**WHAT TO DO**.
Make an exact copy of the entries, and keep any pictures out of it.

____ ENTRIES SUPPLIED

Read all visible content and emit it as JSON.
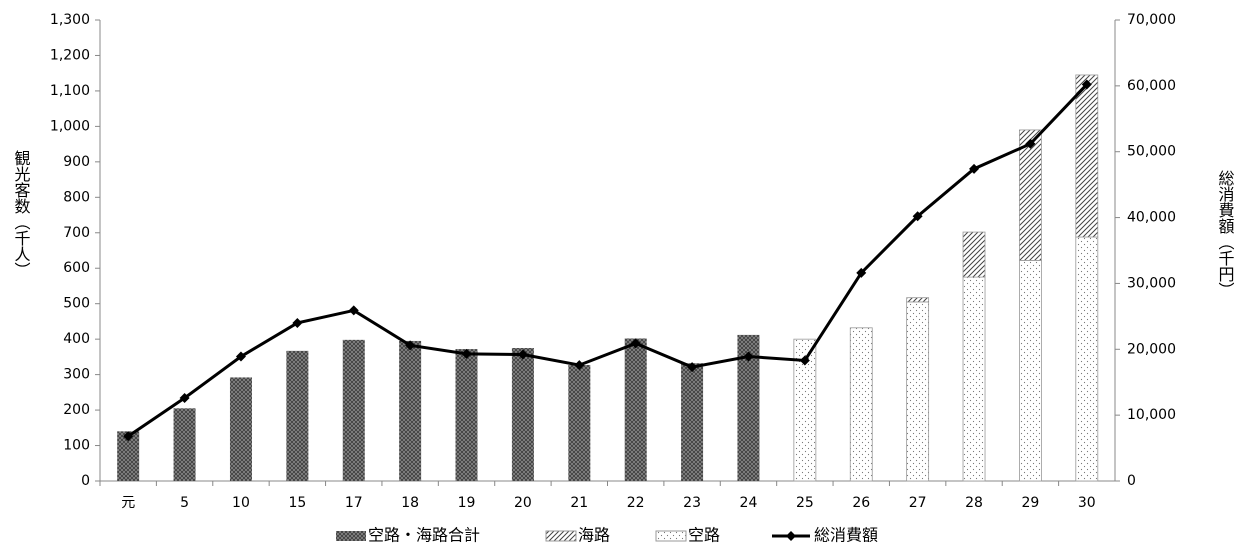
{
  "chart_data": {
    "type": "bar",
    "categories": [
      "元",
      "5",
      "10",
      "15",
      "17",
      "18",
      "19",
      "20",
      "21",
      "22",
      "23",
      "24",
      "25",
      "26",
      "27",
      "28",
      "29",
      "30"
    ],
    "ylabel": "観光客数（千人）",
    "y2label": "総消費額（千円）",
    "ylim": [
      0,
      1300
    ],
    "yticks": [
      0,
      100,
      200,
      300,
      400,
      500,
      600,
      700,
      800,
      900,
      {
        "value": 1000,
        "label": "1,000"
      },
      {
        "value": 1100,
        "label": "1,100"
      },
      {
        "value": 1200,
        "label": "1,200"
      },
      {
        "value": 1300,
        "label": "1,300"
      }
    ],
    "y2lim": [
      0,
      70000
    ],
    "y2ticks": [
      0,
      {
        "value": 10000,
        "label": "10,000"
      },
      {
        "value": 20000,
        "label": "20,000"
      },
      {
        "value": 30000,
        "label": "30,000"
      },
      {
        "value": 40000,
        "label": "40,000"
      },
      {
        "value": 50000,
        "label": "50,000"
      },
      {
        "value": 60000,
        "label": "60,000"
      },
      {
        "value": 70000,
        "label": "70,000"
      }
    ],
    "series": [
      {
        "name": "空路・海路合計",
        "color": "#3a3a3a",
        "values": [
          140,
          205,
          292,
          367,
          398,
          395,
          372,
          375,
          327,
          402,
          332,
          412,
          null,
          null,
          null,
          null,
          null,
          null
        ]
      },
      {
        "name": "海路",
        "color": "#555555",
        "values": [
          null,
          null,
          null,
          null,
          null,
          null,
          null,
          null,
          null,
          null,
          null,
          null,
          0,
          0,
          12,
          127,
          368,
          457
        ]
      },
      {
        "name": "空路",
        "color": "#888888",
        "values": [
          null,
          null,
          null,
          null,
          null,
          null,
          null,
          null,
          null,
          null,
          null,
          null,
          400,
          432,
          505,
          575,
          622,
          688
        ]
      },
      {
        "name": "総消費額",
        "type": "line",
        "axis": "y2",
        "color": "#000000",
        "values": [
          6800,
          12600,
          18900,
          24000,
          25900,
          20600,
          19300,
          19200,
          17600,
          20900,
          17300,
          18900,
          18300,
          31600,
          40200,
          47400,
          51200,
          60200
        ]
      }
    ]
  }
}
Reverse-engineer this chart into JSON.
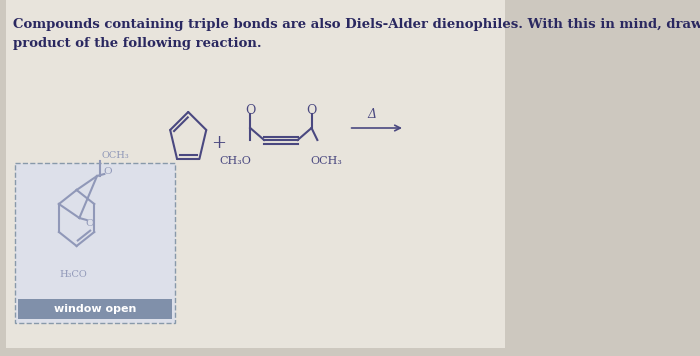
{
  "bg_color": "#cdc8bf",
  "paper_color": "#e8e4dc",
  "text_color": "#2a2860",
  "mol_color": "#4a4880",
  "product_color": "#9098b8",
  "title_text": "Compounds containing triple bonds are also Diels-Alder dienophiles. With this in mind, draw the\nproduct of the following reaction.",
  "title_fontsize": 9.5,
  "fig_width": 7.0,
  "fig_height": 3.56,
  "answer_box_edgecolor": "#8899aa",
  "answer_box_facecolor": "#dde0ea",
  "answer_btn_color": "#8090aa",
  "answer_btn_text": "window open",
  "answer_btn_textcolor": "#ffffff",
  "ch3o_label": "CH₃O",
  "och3_label": "OCH₃",
  "delta_label": "Δ",
  "h3co_label": "H₃CO",
  "och3_product": "OCH₃"
}
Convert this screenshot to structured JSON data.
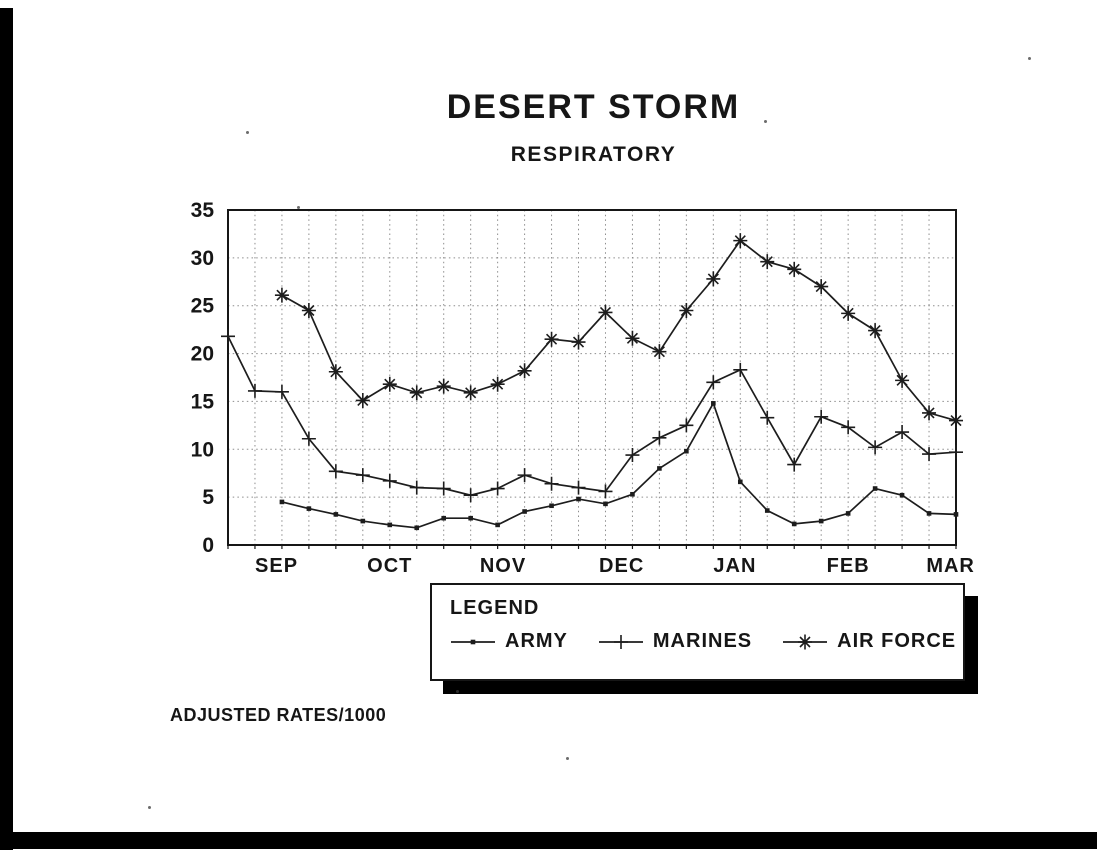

________

**FULL SOLUTION**.
Read all visible content and emit it as JSON.
{
  "chart_data": {
    "type": "bar",
    "categories": [
      "元",
      "5",
      "10",
      "15",
      "17",
      "18",
      "19",
      "20",
      "21",
      "22",
      "23",
      "24",
      "25",
      "26",
      "27",
      "28",
      "29",
      "30"
    ],
    "ylabel": "観光客数（千人）",
    "y2label": "総消費額（千円）",
    "ylim": [
      0,
      1300
    ],
    "yticks": [
      0,
      100,
      200,
      300,
      400,
      500,
      600,
      700,
      800,
      900,
      {
        "value": 1000,
        "label": "1,000"
      },
      {
        "value": 1100,
        "label": "1,100"
      },
      {
        "value": 1200,
        "label": "1,200"
      },
      {
        "value": 1300,
        "label": "1,300"
      }
    ],
    "y2lim": [
      0,
      70000
    ],
    "y2ticks": [
      0,
      {
        "value": 10000,
        "label": "10,000"
      },
      {
        "value": 20000,
        "label": "20,000"
      },
      {
        "value": 30000,
        "label": "30,000"
      },
      {
        "value": 40000,
        "label": "40,000"
      },
      {
        "value": 50000,
        "label": "50,000"
      },
      {
        "value": 60000,
        "label": "60,000"
      },
      {
        "value": 70000,
        "label": "70,000"
      }
    ],
    "series": [
      {
        "name": "空路・海路合計",
        "color": "#3a3a3a",
        "values": [
          140,
          205,
          292,
          367,
          398,
          395,
          372,
          375,
          327,
          402,
          332,
          412,
          null,
          null,
          null,
          null,
          null,
          null
        ]
      },
      {
        "name": "海路",
        "color": "#555555",
        "values": [
          null,
          null,
          null,
          null,
          null,
          null,
          null,
          null,
          null,
          null,
          null,
          null,
          0,
          0,
          12,
          127,
          368,
          457
        ]
      },
      {
        "name": "空路",
        "color": "#888888",
        "values": [
          null,
          null,
          null,
          null,
          null,
          null,
          null,
          null,
          null,
          null,
          null,
          null,
          400,
          432,
          505,
          575,
          622,
          688
        ]
      },
      {
        "name": "総消費額",
        "type": "line",
        "axis": "y2",
        "color": "#000000",
        "values": [
          6800,
          12600,
          18900,
          24000,
          25900,
          20600,
          19300,
          19200,
          17600,
          20900,
          17300,
          18900,
          18300,
          31600,
          40200,
          47400,
          51200,
          60200
        ]
      }
    ]
  }
}
Reverse-engineer this chart into JSON.
{
  "bg_color": "#cdc8bf",
  "paper_color": "#e8e4dc",
  "text_color": "#2a2860",
  "mol_color": "#4a4880",
  "product_color": "#9098b8",
  "title_text": "Compounds containing triple bonds are also Diels-Alder dienophiles. With this in mind, draw the\nproduct of the following reaction.",
  "title_fontsize": 9.5,
  "fig_width": 7.0,
  "fig_height": 3.56,
  "answer_box_edgecolor": "#8899aa",
  "answer_box_facecolor": "#dde0ea",
  "answer_btn_color": "#8090aa",
  "answer_btn_text": "window open",
  "answer_btn_textcolor": "#ffffff",
  "ch3o_label": "CH₃O",
  "och3_label": "OCH₃",
  "delta_label": "Δ",
  "h3co_label": "H₃CO",
  "och3_product": "OCH₃"
}
Convert this screenshot to structured JSON data.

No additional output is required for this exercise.